* Start INPUT RECORDS *
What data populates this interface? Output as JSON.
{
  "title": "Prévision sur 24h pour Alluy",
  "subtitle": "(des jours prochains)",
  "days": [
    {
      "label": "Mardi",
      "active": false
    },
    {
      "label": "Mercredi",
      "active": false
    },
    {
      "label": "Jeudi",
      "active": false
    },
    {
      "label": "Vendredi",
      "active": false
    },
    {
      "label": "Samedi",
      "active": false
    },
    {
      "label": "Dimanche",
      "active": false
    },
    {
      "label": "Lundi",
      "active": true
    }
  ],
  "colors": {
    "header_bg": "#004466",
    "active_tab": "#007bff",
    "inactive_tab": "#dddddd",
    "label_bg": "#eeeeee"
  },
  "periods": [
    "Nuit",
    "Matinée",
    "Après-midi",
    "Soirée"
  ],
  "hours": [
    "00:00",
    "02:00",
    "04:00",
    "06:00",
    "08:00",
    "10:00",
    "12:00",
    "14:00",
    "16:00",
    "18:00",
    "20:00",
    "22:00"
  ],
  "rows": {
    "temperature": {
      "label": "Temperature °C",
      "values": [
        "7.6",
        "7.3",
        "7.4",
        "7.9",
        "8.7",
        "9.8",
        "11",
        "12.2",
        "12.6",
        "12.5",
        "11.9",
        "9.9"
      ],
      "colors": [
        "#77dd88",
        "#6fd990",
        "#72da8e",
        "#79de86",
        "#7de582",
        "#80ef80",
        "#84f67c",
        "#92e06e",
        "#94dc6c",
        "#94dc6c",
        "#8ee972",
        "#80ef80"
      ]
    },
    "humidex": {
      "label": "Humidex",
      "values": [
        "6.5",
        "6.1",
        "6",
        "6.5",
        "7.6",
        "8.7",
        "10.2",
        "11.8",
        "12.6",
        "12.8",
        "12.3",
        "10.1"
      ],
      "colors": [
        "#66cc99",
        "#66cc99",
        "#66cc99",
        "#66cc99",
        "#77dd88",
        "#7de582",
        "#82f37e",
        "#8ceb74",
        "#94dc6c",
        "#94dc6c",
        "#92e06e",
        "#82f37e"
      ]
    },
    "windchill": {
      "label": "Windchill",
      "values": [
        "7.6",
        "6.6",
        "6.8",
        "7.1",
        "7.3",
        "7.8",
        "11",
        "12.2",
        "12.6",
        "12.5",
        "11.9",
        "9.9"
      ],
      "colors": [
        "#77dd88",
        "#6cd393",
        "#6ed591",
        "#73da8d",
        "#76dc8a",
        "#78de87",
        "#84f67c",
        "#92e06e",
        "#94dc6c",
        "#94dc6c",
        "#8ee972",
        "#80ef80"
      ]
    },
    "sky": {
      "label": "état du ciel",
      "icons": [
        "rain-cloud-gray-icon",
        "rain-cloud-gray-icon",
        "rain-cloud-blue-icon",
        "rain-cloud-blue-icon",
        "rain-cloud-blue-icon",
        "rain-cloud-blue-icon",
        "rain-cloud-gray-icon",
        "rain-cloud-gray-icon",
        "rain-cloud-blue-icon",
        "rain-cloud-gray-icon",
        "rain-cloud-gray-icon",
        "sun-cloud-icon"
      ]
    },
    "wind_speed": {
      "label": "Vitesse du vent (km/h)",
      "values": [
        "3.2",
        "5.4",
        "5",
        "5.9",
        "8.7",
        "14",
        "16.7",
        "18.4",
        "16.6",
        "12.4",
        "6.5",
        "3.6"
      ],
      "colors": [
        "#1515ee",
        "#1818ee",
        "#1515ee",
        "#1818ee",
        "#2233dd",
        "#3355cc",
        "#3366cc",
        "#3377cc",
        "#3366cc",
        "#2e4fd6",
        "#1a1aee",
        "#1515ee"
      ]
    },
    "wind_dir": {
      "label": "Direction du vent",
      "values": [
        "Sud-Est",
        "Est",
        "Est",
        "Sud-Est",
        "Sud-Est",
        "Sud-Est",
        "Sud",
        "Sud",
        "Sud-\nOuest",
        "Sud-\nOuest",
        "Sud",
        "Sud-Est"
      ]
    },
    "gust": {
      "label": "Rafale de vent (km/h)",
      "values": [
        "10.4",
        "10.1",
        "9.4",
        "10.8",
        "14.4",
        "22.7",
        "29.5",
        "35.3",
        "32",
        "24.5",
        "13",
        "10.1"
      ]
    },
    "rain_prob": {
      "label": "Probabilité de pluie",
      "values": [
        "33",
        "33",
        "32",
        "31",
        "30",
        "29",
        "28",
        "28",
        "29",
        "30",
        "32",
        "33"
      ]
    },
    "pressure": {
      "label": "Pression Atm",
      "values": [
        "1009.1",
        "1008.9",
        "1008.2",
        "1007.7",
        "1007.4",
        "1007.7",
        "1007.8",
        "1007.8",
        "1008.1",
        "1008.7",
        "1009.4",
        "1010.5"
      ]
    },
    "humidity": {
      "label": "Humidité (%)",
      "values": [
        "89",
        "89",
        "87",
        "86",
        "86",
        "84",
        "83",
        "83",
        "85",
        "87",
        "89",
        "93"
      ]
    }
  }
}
* End INPUT RECORDS *
_WHAT NEEDS TO BE DONE_.
Repeat the preceding lines exactly, please, every one of them.

_ANSWER TO THE EXERCISE_.
What data populates this interface? Output as JSON.
{
  "title": "Prévision sur 24h pour Alluy",
  "subtitle": "(des jours prochains)",
  "days": [
    {
      "label": "Mardi",
      "active": false
    },
    {
      "label": "Mercredi",
      "active": false
    },
    {
      "label": "Jeudi",
      "active": false
    },
    {
      "label": "Vendredi",
      "active": false
    },
    {
      "label": "Samedi",
      "active": false
    },
    {
      "label": "Dimanche",
      "active": false
    },
    {
      "label": "Lundi",
      "active": true
    }
  ],
  "colors": {
    "header_bg": "#004466",
    "active_tab": "#007bff",
    "inactive_tab": "#dddddd",
    "label_bg": "#eeeeee"
  },
  "periods": [
    "Nuit",
    "Matinée",
    "Après-midi",
    "Soirée"
  ],
  "hours": [
    "00:00",
    "02:00",
    "04:00",
    "06:00",
    "08:00",
    "10:00",
    "12:00",
    "14:00",
    "16:00",
    "18:00",
    "20:00",
    "22:00"
  ],
  "rows": {
    "temperature": {
      "label": "Temperature °C",
      "values": [
        "7.6",
        "7.3",
        "7.4",
        "7.9",
        "8.7",
        "9.8",
        "11",
        "12.2",
        "12.6",
        "12.5",
        "11.9",
        "9.9"
      ],
      "colors": [
        "#77dd88",
        "#6fd990",
        "#72da8e",
        "#79de86",
        "#7de582",
        "#80ef80",
        "#84f67c",
        "#92e06e",
        "#94dc6c",
        "#94dc6c",
        "#8ee972",
        "#80ef80"
      ]
    },
    "humidex": {
      "label": "Humidex",
      "values": [
        "6.5",
        "6.1",
        "6",
        "6.5",
        "7.6",
        "8.7",
        "10.2",
        "11.8",
        "12.6",
        "12.8",
        "12.3",
        "10.1"
      ],
      "colors": [
        "#66cc99",
        "#66cc99",
        "#66cc99",
        "#66cc99",
        "#77dd88",
        "#7de582",
        "#82f37e",
        "#8ceb74",
        "#94dc6c",
        "#94dc6c",
        "#92e06e",
        "#82f37e"
      ]
    },
    "windchill": {
      "label": "Windchill",
      "values": [
        "7.6",
        "6.6",
        "6.8",
        "7.1",
        "7.3",
        "7.8",
        "11",
        "12.2",
        "12.6",
        "12.5",
        "11.9",
        "9.9"
      ],
      "colors": [
        "#77dd88",
        "#6cd393",
        "#6ed591",
        "#73da8d",
        "#76dc8a",
        "#78de87",
        "#84f67c",
        "#92e06e",
        "#94dc6c",
        "#94dc6c",
        "#8ee972",
        "#80ef80"
      ]
    },
    "sky": {
      "label": "état du ciel",
      "icons": [
        "rain-cloud-gray-icon",
        "rain-cloud-gray-icon",
        "rain-cloud-blue-icon",
        "rain-cloud-blue-icon",
        "rain-cloud-blue-icon",
        "rain-cloud-blue-icon",
        "rain-cloud-gray-icon",
        "rain-cloud-gray-icon",
        "rain-cloud-blue-icon",
        "rain-cloud-gray-icon",
        "rain-cloud-gray-icon",
        "sun-cloud-icon"
      ]
    },
    "wind_speed": {
      "label": "Vitesse du vent (km/h)",
      "values": [
        "3.2",
        "5.4",
        "5",
        "5.9",
        "8.7",
        "14",
        "16.7",
        "18.4",
        "16.6",
        "12.4",
        "6.5",
        "3.6"
      ],
      "colors": [
        "#1515ee",
        "#1818ee",
        "#1515ee",
        "#1818ee",
        "#2233dd",
        "#3355cc",
        "#3366cc",
        "#3377cc",
        "#3366cc",
        "#2e4fd6",
        "#1a1aee",
        "#1515ee"
      ]
    },
    "wind_dir": {
      "label": "Direction du vent",
      "values": [
        "Sud-Est",
        "Est",
        "Est",
        "Sud-Est",
        "Sud-Est",
        "Sud-Est",
        "Sud",
        "Sud",
        "Sud-\nOuest",
        "Sud-\nOuest",
        "Sud",
        "Sud-Est"
      ]
    },
    "gust": {
      "label": "Rafale de vent (km/h)",
      "values": [
        "10.4",
        "10.1",
        "9.4",
        "10.8",
        "14.4",
        "22.7",
        "29.5",
        "35.3",
        "32",
        "24.5",
        "13",
        "10.1"
      ]
    },
    "rain_prob": {
      "label": "Probabilité de pluie",
      "values": [
        "33",
        "33",
        "32",
        "31",
        "30",
        "29",
        "28",
        "28",
        "29",
        "30",
        "32",
        "33"
      ]
    },
    "pressure": {
      "label": "Pression Atm",
      "values": [
        "1009.1",
        "1008.9",
        "1008.2",
        "1007.7",
        "1007.4",
        "1007.7",
        "1007.8",
        "1007.8",
        "1008.1",
        "1008.7",
        "1009.4",
        "1010.5"
      ]
    },
    "humidity": {
      "label": "Humidité (%)",
      "values": [
        "89",
        "89",
        "87",
        "86",
        "86",
        "84",
        "83",
        "83",
        "85",
        "87",
        "89",
        "93"
      ]
    }
  }
}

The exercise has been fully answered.